(Rows from a figure dataset)
<<<<

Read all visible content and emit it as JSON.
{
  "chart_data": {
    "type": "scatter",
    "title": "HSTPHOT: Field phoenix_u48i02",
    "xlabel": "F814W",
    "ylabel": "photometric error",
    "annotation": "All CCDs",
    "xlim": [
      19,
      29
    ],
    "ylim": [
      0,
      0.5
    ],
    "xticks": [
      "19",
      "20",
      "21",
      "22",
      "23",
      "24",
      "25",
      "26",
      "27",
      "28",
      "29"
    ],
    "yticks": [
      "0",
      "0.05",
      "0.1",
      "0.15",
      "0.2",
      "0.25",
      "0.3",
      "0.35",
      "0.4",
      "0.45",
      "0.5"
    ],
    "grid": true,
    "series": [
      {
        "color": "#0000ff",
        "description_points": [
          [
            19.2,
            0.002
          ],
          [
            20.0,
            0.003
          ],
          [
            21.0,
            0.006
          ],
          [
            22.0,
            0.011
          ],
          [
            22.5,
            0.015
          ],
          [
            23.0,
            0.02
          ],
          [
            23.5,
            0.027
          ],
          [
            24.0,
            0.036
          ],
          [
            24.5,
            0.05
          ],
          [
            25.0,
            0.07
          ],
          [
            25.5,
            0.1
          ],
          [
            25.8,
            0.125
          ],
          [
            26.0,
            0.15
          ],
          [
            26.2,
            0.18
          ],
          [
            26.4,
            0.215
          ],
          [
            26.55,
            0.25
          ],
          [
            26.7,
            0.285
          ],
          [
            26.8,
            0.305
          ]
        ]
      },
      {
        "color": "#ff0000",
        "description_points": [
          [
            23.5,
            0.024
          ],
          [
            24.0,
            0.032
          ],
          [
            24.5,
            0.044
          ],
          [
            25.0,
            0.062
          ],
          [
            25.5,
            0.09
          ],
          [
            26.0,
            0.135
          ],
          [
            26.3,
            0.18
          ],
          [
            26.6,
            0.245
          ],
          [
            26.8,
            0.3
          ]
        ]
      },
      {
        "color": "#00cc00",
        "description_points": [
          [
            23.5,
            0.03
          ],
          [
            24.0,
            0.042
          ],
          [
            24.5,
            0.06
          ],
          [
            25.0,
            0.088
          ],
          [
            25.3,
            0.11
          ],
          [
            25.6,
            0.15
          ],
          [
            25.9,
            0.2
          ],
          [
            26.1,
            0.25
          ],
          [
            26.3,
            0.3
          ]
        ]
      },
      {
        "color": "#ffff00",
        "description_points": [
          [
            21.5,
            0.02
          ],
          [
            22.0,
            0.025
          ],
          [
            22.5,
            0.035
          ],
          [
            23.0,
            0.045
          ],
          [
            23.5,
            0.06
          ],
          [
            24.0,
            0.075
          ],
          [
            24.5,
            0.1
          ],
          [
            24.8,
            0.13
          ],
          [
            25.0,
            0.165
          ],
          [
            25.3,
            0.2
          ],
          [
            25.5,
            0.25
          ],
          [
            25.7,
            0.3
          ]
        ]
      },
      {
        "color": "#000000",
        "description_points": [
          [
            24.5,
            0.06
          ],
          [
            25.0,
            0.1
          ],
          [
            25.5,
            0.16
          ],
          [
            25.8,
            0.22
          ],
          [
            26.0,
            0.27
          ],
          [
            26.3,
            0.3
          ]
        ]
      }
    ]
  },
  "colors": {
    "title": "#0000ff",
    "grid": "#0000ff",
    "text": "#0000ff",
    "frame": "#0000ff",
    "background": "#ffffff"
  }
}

>>>>

Task instructions: Report only the number of lines in the data above that contain "title".

Output for this exercise: 2